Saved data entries
--*--

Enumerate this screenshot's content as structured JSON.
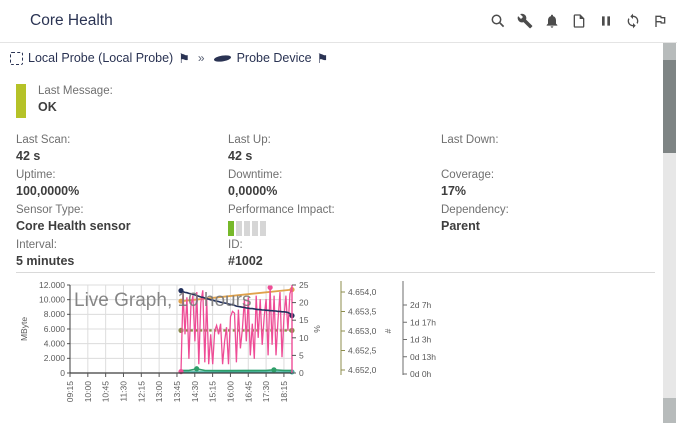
{
  "header": {
    "title": "Core Health",
    "icons": [
      "search",
      "tools",
      "notifications",
      "report",
      "pause",
      "refresh",
      "flag"
    ]
  },
  "breadcrumb": {
    "probe": "Local Probe (Local Probe)",
    "separator": "»",
    "device": "Probe Device",
    "flag_glyph": "⚑"
  },
  "status": {
    "label": "Last Message:",
    "value": "OK",
    "color": "#b5c228"
  },
  "stats": [
    {
      "label": "Last Scan:",
      "value": "42 s"
    },
    {
      "label": "Last Up:",
      "value": "42 s"
    },
    {
      "label": "Last Down:",
      "value": ""
    },
    {
      "label": "Uptime:",
      "value": "100,0000%"
    },
    {
      "label": "Downtime:",
      "value": "0,0000%"
    },
    {
      "label": "Coverage:",
      "value": "17%"
    },
    {
      "label": "Sensor Type:",
      "value": "Core Health sensor"
    },
    {
      "label": "Performance Impact:",
      "value": ""
    },
    {
      "label": "Dependency:",
      "value": "Parent"
    },
    {
      "label": "Interval:",
      "value": "5 minutes"
    },
    {
      "label": "ID:",
      "value": "#1002"
    }
  ],
  "performance_impact": {
    "bars_total": 5,
    "bars_active": 1,
    "active_color": "#76b82a",
    "inactive_color": "#d6d6d6"
  },
  "chart_data": {
    "type": "line",
    "title": "Live Graph, 10 hours",
    "x_domain": [
      9.25,
      18.59
    ],
    "y_domain": [
      0,
      25
    ],
    "x_ticks": [
      {
        "hour": 9.25,
        "label": "09:15"
      },
      {
        "hour": 10.0,
        "label": "10:00"
      },
      {
        "hour": 10.75,
        "label": "10:45"
      },
      {
        "hour": 11.5,
        "label": "11:30"
      },
      {
        "hour": 12.25,
        "label": "12:15"
      },
      {
        "hour": 13.0,
        "label": "13:00"
      },
      {
        "hour": 13.75,
        "label": "13:45"
      },
      {
        "hour": 14.5,
        "label": "14:30"
      },
      {
        "hour": 15.25,
        "label": "15:15"
      },
      {
        "hour": 16.0,
        "label": "16:00"
      },
      {
        "hour": 16.75,
        "label": "16:45"
      },
      {
        "hour": 17.5,
        "label": "17:30"
      },
      {
        "hour": 18.25,
        "label": "18:15"
      }
    ],
    "axes": {
      "left": {
        "label": "MByte",
        "ticks": [
          "0",
          "2.000",
          "4.000",
          "6.000",
          "8.000",
          "10.000",
          "12.000"
        ]
      },
      "percent": {
        "label": "%",
        "ticks": [
          "0",
          "5",
          "10",
          "15",
          "20",
          "25"
        ],
        "line_color": "#ee4d96"
      },
      "hash": {
        "label": "#",
        "color": "#8d8d4e",
        "ticks_top_down": [
          "4.654,0",
          "4.653,5",
          "4.653,0",
          "4.652,5",
          "4.652,0"
        ]
      },
      "uptime": {
        "color": "#6e6e6e",
        "ticks_top_down": [
          "2d 7h",
          "1d 17h",
          "1d 3h",
          "0d 13h",
          "0d 0h"
        ]
      }
    },
    "band": {
      "color": "rgba(77,182,172,0.25)",
      "x0": 13.92,
      "x1": 18.59,
      "y0": 0.08,
      "y1": 1.05
    },
    "series": [
      {
        "name": "handles",
        "color": "#8d8d4e",
        "width": 2.4,
        "dash": "2.5,2.2",
        "points": [
          [
            13.92,
            12.1
          ],
          [
            18.59,
            12.1
          ]
        ],
        "markers": [
          [
            13.92,
            12.1
          ],
          [
            18.59,
            12.1
          ]
        ]
      },
      {
        "name": "age-of-code",
        "color": "#e0a24b",
        "width": 1.8,
        "points": [
          [
            13.92,
            20.4
          ],
          [
            18.59,
            23.7
          ]
        ],
        "markers": [
          [
            13.92,
            20.4
          ],
          [
            18.59,
            23.7
          ]
        ]
      },
      {
        "name": "committed-memory-band-line",
        "color": "#45b5a5",
        "width": 1.4,
        "points": [
          [
            13.92,
            0.3
          ],
          [
            18.59,
            0.3
          ]
        ],
        "markers": [
          [
            18.59,
            0.3
          ]
        ]
      },
      {
        "name": "free-memory",
        "color": "#2f9e69",
        "width": 1.6,
        "points": [
          [
            13.92,
            0.7
          ],
          [
            14.25,
            0.7
          ],
          [
            14.58,
            1.2
          ],
          [
            14.92,
            0.7
          ],
          [
            15.75,
            0.65
          ],
          [
            16.75,
            0.68
          ],
          [
            17.5,
            0.7
          ],
          [
            17.83,
            0.9
          ],
          [
            18.25,
            0.7
          ],
          [
            18.59,
            0.7
          ]
        ],
        "markers": [
          [
            14.58,
            1.2
          ],
          [
            17.83,
            0.9
          ]
        ]
      },
      {
        "name": "cpu-load",
        "color": "#ee4d96",
        "width": 1.3,
        "x_start": 13.92,
        "x_step": 0.0833,
        "values": [
          0.4,
          23,
          11,
          21.5,
          4,
          19,
          22,
          9,
          23,
          2.5,
          20,
          23.5,
          3,
          21,
          2.5,
          11,
          2.5,
          12,
          13.5,
          11,
          14,
          2.5,
          9,
          13,
          2.5,
          16,
          17.5,
          17,
          3,
          18,
          7,
          12.5,
          21,
          9,
          21.5,
          5,
          14,
          4,
          22,
          10,
          21,
          8,
          16,
          21,
          5,
          24.3,
          8,
          22,
          5,
          15,
          23,
          4.5,
          16,
          22,
          12,
          22.5,
          24.5
        ],
        "markers": [
          [
            13.92,
            0.4
          ],
          [
            17.67,
            24.3
          ]
        ]
      },
      {
        "name": "health",
        "color": "#22305c",
        "width": 1.6,
        "x_start": 13.92,
        "x_step": 0.0833,
        "values": [
          23.4,
          23.1,
          22.9,
          22.8,
          22.6,
          22.5,
          22.3,
          22.2,
          22.0,
          21.8,
          21.6,
          21.5,
          21.3,
          21.1,
          21.0,
          20.8,
          20.7,
          20.5,
          20.4,
          20.3,
          20.1,
          20.0,
          19.9,
          19.8,
          19.6,
          19.5,
          19.4,
          19.2,
          19.0,
          18.9,
          18.8,
          18.7,
          18.6,
          18.5,
          18.4,
          18.3,
          18.3,
          18.2,
          18.1,
          18.0,
          18.0,
          17.9,
          17.9,
          17.8,
          17.8,
          17.7,
          17.7,
          17.6,
          17.6,
          17.5,
          17.5,
          17.4,
          17.4,
          17.3,
          17.2,
          16.9,
          16.3
        ],
        "markers": [
          [
            13.92,
            23.4
          ],
          [
            18.59,
            16.3
          ]
        ]
      }
    ]
  }
}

--*--

### What is expected
Do not include the images; transcribe the rest of the listing exactly.

### Result for this exercise
Enumerate this screenshot's content as structured JSON.
{
  "header": {
    "title": "Core Health",
    "icons": [
      "search",
      "tools",
      "notifications",
      "report",
      "pause",
      "refresh",
      "flag"
    ]
  },
  "breadcrumb": {
    "probe": "Local Probe (Local Probe)",
    "separator": "»",
    "device": "Probe Device",
    "flag_glyph": "⚑"
  },
  "status": {
    "label": "Last Message:",
    "value": "OK",
    "color": "#b5c228"
  },
  "stats": [
    {
      "label": "Last Scan:",
      "value": "42 s"
    },
    {
      "label": "Last Up:",
      "value": "42 s"
    },
    {
      "label": "Last Down:",
      "value": ""
    },
    {
      "label": "Uptime:",
      "value": "100,0000%"
    },
    {
      "label": "Downtime:",
      "value": "0,0000%"
    },
    {
      "label": "Coverage:",
      "value": "17%"
    },
    {
      "label": "Sensor Type:",
      "value": "Core Health sensor"
    },
    {
      "label": "Performance Impact:",
      "value": ""
    },
    {
      "label": "Dependency:",
      "value": "Parent"
    },
    {
      "label": "Interval:",
      "value": "5 minutes"
    },
    {
      "label": "ID:",
      "value": "#1002"
    }
  ],
  "performance_impact": {
    "bars_total": 5,
    "bars_active": 1,
    "active_color": "#76b82a",
    "inactive_color": "#d6d6d6"
  },
  "chart_data": {
    "type": "line",
    "title": "Live Graph, 10 hours",
    "x_domain": [
      9.25,
      18.59
    ],
    "y_domain": [
      0,
      25
    ],
    "x_ticks": [
      {
        "hour": 9.25,
        "label": "09:15"
      },
      {
        "hour": 10.0,
        "label": "10:00"
      },
      {
        "hour": 10.75,
        "label": "10:45"
      },
      {
        "hour": 11.5,
        "label": "11:30"
      },
      {
        "hour": 12.25,
        "label": "12:15"
      },
      {
        "hour": 13.0,
        "label": "13:00"
      },
      {
        "hour": 13.75,
        "label": "13:45"
      },
      {
        "hour": 14.5,
        "label": "14:30"
      },
      {
        "hour": 15.25,
        "label": "15:15"
      },
      {
        "hour": 16.0,
        "label": "16:00"
      },
      {
        "hour": 16.75,
        "label": "16:45"
      },
      {
        "hour": 17.5,
        "label": "17:30"
      },
      {
        "hour": 18.25,
        "label": "18:15"
      }
    ],
    "axes": {
      "left": {
        "label": "MByte",
        "ticks": [
          "0",
          "2.000",
          "4.000",
          "6.000",
          "8.000",
          "10.000",
          "12.000"
        ]
      },
      "percent": {
        "label": "%",
        "ticks": [
          "0",
          "5",
          "10",
          "15",
          "20",
          "25"
        ],
        "line_color": "#ee4d96"
      },
      "hash": {
        "label": "#",
        "color": "#8d8d4e",
        "ticks_top_down": [
          "4.654,0",
          "4.653,5",
          "4.653,0",
          "4.652,5",
          "4.652,0"
        ]
      },
      "uptime": {
        "color": "#6e6e6e",
        "ticks_top_down": [
          "2d 7h",
          "1d 17h",
          "1d 3h",
          "0d 13h",
          "0d 0h"
        ]
      }
    },
    "band": {
      "color": "rgba(77,182,172,0.25)",
      "x0": 13.92,
      "x1": 18.59,
      "y0": 0.08,
      "y1": 1.05
    },
    "series": [
      {
        "name": "handles",
        "color": "#8d8d4e",
        "width": 2.4,
        "dash": "2.5,2.2",
        "points": [
          [
            13.92,
            12.1
          ],
          [
            18.59,
            12.1
          ]
        ],
        "markers": [
          [
            13.92,
            12.1
          ],
          [
            18.59,
            12.1
          ]
        ]
      },
      {
        "name": "age-of-code",
        "color": "#e0a24b",
        "width": 1.8,
        "points": [
          [
            13.92,
            20.4
          ],
          [
            18.59,
            23.7
          ]
        ],
        "markers": [
          [
            13.92,
            20.4
          ],
          [
            18.59,
            23.7
          ]
        ]
      },
      {
        "name": "committed-memory-band-line",
        "color": "#45b5a5",
        "width": 1.4,
        "points": [
          [
            13.92,
            0.3
          ],
          [
            18.59,
            0.3
          ]
        ],
        "markers": [
          [
            18.59,
            0.3
          ]
        ]
      },
      {
        "name": "free-memory",
        "color": "#2f9e69",
        "width": 1.6,
        "points": [
          [
            13.92,
            0.7
          ],
          [
            14.25,
            0.7
          ],
          [
            14.58,
            1.2
          ],
          [
            14.92,
            0.7
          ],
          [
            15.75,
            0.65
          ],
          [
            16.75,
            0.68
          ],
          [
            17.5,
            0.7
          ],
          [
            17.83,
            0.9
          ],
          [
            18.25,
            0.7
          ],
          [
            18.59,
            0.7
          ]
        ],
        "markers": [
          [
            14.58,
            1.2
          ],
          [
            17.83,
            0.9
          ]
        ]
      },
      {
        "name": "cpu-load",
        "color": "#ee4d96",
        "width": 1.3,
        "x_start": 13.92,
        "x_step": 0.0833,
        "values": [
          0.4,
          23,
          11,
          21.5,
          4,
          19,
          22,
          9,
          23,
          2.5,
          20,
          23.5,
          3,
          21,
          2.5,
          11,
          2.5,
          12,
          13.5,
          11,
          14,
          2.5,
          9,
          13,
          2.5,
          16,
          17.5,
          17,
          3,
          18,
          7,
          12.5,
          21,
          9,
          21.5,
          5,
          14,
          4,
          22,
          10,
          21,
          8,
          16,
          21,
          5,
          24.3,
          8,
          22,
          5,
          15,
          23,
          4.5,
          16,
          22,
          12,
          22.5,
          24.5
        ],
        "markers": [
          [
            13.92,
            0.4
          ],
          [
            17.67,
            24.3
          ]
        ]
      },
      {
        "name": "health",
        "color": "#22305c",
        "width": 1.6,
        "x_start": 13.92,
        "x_step": 0.0833,
        "values": [
          23.4,
          23.1,
          22.9,
          22.8,
          22.6,
          22.5,
          22.3,
          22.2,
          22.0,
          21.8,
          21.6,
          21.5,
          21.3,
          21.1,
          21.0,
          20.8,
          20.7,
          20.5,
          20.4,
          20.3,
          20.1,
          20.0,
          19.9,
          19.8,
          19.6,
          19.5,
          19.4,
          19.2,
          19.0,
          18.9,
          18.8,
          18.7,
          18.6,
          18.5,
          18.4,
          18.3,
          18.3,
          18.2,
          18.1,
          18.0,
          18.0,
          17.9,
          17.9,
          17.8,
          17.8,
          17.7,
          17.7,
          17.6,
          17.6,
          17.5,
          17.5,
          17.4,
          17.4,
          17.3,
          17.2,
          16.9,
          16.3
        ],
        "markers": [
          [
            13.92,
            23.4
          ],
          [
            18.59,
            16.3
          ]
        ]
      }
    ]
  }
}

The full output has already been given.